WHAT YOU NEED TO DO:
Could you transcribe the material below exactly, without leaving out a single line?

# Start of THE RECORDS

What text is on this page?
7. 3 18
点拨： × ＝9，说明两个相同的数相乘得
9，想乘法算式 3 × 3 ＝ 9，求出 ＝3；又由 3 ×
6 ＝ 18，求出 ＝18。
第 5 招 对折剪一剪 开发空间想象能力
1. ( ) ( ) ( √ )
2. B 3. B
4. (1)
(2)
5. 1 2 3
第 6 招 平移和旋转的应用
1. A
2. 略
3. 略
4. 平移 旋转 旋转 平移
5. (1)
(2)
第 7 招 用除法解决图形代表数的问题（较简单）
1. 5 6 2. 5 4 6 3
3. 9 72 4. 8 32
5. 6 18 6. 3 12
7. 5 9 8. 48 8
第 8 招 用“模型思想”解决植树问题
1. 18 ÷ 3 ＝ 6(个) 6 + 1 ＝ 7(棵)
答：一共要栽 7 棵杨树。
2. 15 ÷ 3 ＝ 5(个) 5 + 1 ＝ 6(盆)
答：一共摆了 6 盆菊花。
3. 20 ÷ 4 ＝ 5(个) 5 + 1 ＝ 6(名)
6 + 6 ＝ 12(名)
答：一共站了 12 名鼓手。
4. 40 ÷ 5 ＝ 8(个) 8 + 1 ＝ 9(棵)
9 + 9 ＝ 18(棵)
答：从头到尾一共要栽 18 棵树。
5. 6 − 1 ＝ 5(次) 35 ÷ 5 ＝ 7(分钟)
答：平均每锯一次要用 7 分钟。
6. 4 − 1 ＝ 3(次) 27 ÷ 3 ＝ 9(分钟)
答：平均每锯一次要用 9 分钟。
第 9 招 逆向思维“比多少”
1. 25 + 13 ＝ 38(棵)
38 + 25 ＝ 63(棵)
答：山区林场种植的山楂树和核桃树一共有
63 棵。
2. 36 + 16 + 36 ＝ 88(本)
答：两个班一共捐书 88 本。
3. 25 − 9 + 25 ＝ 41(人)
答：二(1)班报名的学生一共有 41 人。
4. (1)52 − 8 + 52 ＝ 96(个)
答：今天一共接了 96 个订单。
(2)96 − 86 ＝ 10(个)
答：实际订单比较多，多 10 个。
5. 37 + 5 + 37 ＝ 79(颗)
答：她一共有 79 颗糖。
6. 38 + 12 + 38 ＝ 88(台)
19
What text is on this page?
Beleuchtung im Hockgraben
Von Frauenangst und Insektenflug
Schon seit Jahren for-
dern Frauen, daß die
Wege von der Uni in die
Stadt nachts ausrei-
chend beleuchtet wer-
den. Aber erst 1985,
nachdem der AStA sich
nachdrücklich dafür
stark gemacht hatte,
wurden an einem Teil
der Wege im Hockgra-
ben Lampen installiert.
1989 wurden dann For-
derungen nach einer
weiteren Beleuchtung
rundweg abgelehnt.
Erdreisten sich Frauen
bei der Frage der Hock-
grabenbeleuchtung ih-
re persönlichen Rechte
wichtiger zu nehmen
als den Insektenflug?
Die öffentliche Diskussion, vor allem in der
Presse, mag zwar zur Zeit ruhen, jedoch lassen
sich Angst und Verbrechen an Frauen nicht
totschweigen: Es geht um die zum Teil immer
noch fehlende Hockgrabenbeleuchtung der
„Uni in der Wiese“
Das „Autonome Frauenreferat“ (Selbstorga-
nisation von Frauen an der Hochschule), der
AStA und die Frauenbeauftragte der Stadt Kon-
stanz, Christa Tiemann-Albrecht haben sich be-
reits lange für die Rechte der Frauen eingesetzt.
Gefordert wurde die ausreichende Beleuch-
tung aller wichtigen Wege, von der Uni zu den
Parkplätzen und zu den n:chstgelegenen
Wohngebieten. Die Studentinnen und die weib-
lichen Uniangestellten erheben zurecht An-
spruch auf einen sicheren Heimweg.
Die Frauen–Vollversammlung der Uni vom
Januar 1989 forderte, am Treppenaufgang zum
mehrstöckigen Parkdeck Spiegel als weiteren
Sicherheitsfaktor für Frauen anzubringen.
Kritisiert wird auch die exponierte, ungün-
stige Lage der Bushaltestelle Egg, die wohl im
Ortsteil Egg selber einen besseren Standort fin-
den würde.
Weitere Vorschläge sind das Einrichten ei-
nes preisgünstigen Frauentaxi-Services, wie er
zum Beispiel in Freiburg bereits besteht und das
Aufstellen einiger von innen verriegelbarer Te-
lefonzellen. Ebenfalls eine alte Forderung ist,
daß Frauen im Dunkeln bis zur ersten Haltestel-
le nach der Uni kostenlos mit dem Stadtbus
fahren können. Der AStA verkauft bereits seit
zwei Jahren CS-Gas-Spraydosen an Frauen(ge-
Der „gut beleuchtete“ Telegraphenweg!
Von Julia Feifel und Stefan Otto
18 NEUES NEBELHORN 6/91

# End of THE RECORDS

EXERCISE SOLUTION:
What text is on this page?
7. 3 18
点拨： × ＝9，说明两个相同的数相乘得
9，想乘法算式 3 × 3 ＝ 9，求出 ＝3；又由 3 ×
6 ＝ 18，求出 ＝18。
第 5 招 对折剪一剪 开发空间想象能力
1. ( ) ( ) ( √ )
2. B 3. B
4. (1)
(2)
5. 1 2 3
第 6 招 平移和旋转的应用
1. A
2. 略
3. 略
4. 平移 旋转 旋转 平移
5. (1)
(2)
第 7 招 用除法解决图形代表数的问题（较简单）
1. 5 6 2. 5 4 6 3
3. 9 72 4. 8 32
5. 6 18 6. 3 12
7. 5 9 8. 48 8
第 8 招 用“模型思想”解决植树问题
1. 18 ÷ 3 ＝ 6(个) 6 + 1 ＝ 7(棵)
答：一共要栽 7 棵杨树。
2. 15 ÷ 3 ＝ 5(个) 5 + 1 ＝ 6(盆)
答：一共摆了 6 盆菊花。
3. 20 ÷ 4 ＝ 5(个) 5 + 1 ＝ 6(名)
6 + 6 ＝ 12(名)
答：一共站了 12 名鼓手。
4. 40 ÷ 5 ＝ 8(个) 8 + 1 ＝ 9(棵)
9 + 9 ＝ 18(棵)
答：从头到尾一共要栽 18 棵树。
5. 6 − 1 ＝ 5(次) 35 ÷ 5 ＝ 7(分钟)
答：平均每锯一次要用 7 分钟。
6. 4 − 1 ＝ 3(次) 27 ÷ 3 ＝ 9(分钟)
答：平均每锯一次要用 9 分钟。
第 9 招 逆向思维“比多少”
1. 25 + 13 ＝ 38(棵)
38 + 25 ＝ 63(棵)
答：山区林场种植的山楂树和核桃树一共有
63 棵。
2. 36 + 16 + 36 ＝ 88(本)
答：两个班一共捐书 88 本。
3. 25 − 9 + 25 ＝ 41(人)
答：二(1)班报名的学生一共有 41 人。
4. (1)52 − 8 + 52 ＝ 96(个)
答：今天一共接了 96 个订单。
(2)96 − 86 ＝ 10(个)
答：实际订单比较多，多 10 个。
5. 37 + 5 + 37 ＝ 79(颗)
答：她一共有 79 颗糖。
6. 38 + 12 + 38 ＝ 88(台)
19
What text is on this page?
Beleuchtung im Hockgraben
Von Frauenangst und Insektenflug
Schon seit Jahren for-
dern Frauen, daß die
Wege von der Uni in die
Stadt nachts ausrei-
chend beleuchtet wer-
den. Aber erst 1985,
nachdem der AStA sich
nachdrücklich dafür
stark gemacht hatte,
wurden an einem Teil
der Wege im Hockgra-
ben Lampen installiert.
1989 wurden dann For-
derungen nach einer
weiteren Beleuchtung
rundweg abgelehnt.
Erdreisten sich Frauen
bei der Frage der Hock-
grabenbeleuchtung ih-
re persönlichen Rechte
wichtiger zu nehmen
als den Insektenflug?
Die öffentliche Diskussion, vor allem in der
Presse, mag zwar zur Zeit ruhen, jedoch lassen
sich Angst und Verbrechen an Frauen nicht
totschweigen: Es geht um die zum Teil immer
noch fehlende Hockgrabenbeleuchtung der
„Uni in der Wiese“
Das „Autonome Frauenreferat“ (Selbstorga-
nisation von Frauen an der Hochschule), der
AStA und die Frauenbeauftragte der Stadt Kon-
stanz, Christa Tiemann-Albrecht haben sich be-
reits lange für die Rechte der Frauen eingesetzt.
Gefordert wurde die ausreichende Beleuch-
tung aller wichtigen Wege, von der Uni zu den
Parkplätzen und zu den n:chstgelegenen
Wohngebieten. Die Studentinnen und die weib-
lichen Uniangestellten erheben zurecht An-
spruch auf einen sicheren Heimweg.
Die Frauen–Vollversammlung der Uni vom
Januar 1989 forderte, am Treppenaufgang zum
mehrstöckigen Parkdeck Spiegel als weiteren
Sicherheitsfaktor für Frauen anzubringen.
Kritisiert wird auch die exponierte, ungün-
stige Lage der Bushaltestelle Egg, die wohl im
Ortsteil Egg selber einen besseren Standort fin-
den würde.
Weitere Vorschläge sind das Einrichten ei-
nes preisgünstigen Frauentaxi-Services, wie er
zum Beispiel in Freiburg bereits besteht und das
Aufstellen einiger von innen verriegelbarer Te-
lefonzellen. Ebenfalls eine alte Forderung ist,
daß Frauen im Dunkeln bis zur ersten Haltestel-
le nach der Uni kostenlos mit dem Stadtbus
fahren können. Der AStA verkauft bereits seit
zwei Jahren CS-Gas-Spraydosen an Frauen(ge-
Der „gut beleuchtete“ Telegraphenweg!
Von Julia Feifel und Stefan Otto
18 NEUES NEBELHORN 6/91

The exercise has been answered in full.